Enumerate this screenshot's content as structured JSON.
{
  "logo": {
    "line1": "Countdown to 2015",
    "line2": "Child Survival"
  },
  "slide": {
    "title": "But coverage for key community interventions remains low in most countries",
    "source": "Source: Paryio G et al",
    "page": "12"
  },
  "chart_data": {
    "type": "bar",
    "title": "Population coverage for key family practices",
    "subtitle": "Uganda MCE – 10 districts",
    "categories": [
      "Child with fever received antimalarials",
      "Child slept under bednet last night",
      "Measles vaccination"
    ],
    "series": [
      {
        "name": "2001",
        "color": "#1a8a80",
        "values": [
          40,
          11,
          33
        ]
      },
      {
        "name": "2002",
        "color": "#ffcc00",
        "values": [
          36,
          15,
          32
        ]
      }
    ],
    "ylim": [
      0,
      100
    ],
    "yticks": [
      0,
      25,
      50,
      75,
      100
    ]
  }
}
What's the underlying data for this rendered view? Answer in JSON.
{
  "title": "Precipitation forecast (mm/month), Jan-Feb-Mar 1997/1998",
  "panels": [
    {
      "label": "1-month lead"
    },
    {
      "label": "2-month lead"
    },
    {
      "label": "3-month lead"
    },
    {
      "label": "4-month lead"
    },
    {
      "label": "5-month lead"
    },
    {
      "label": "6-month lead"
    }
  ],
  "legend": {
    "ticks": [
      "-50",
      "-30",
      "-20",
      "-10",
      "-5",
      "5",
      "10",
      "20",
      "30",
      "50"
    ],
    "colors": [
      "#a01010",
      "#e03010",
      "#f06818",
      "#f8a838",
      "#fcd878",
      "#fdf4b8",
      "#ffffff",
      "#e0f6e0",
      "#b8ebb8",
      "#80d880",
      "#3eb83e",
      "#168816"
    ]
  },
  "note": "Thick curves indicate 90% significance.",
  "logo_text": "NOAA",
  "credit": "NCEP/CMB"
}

§ §

◆ INSTRUCTION: Copy out every line from the records that has the word "coverage".

◆ COMPLETE ANSWER:
    "title": "But coverage for key community interventions remains low in most countries",
    "title": "Population coverage for key family practices",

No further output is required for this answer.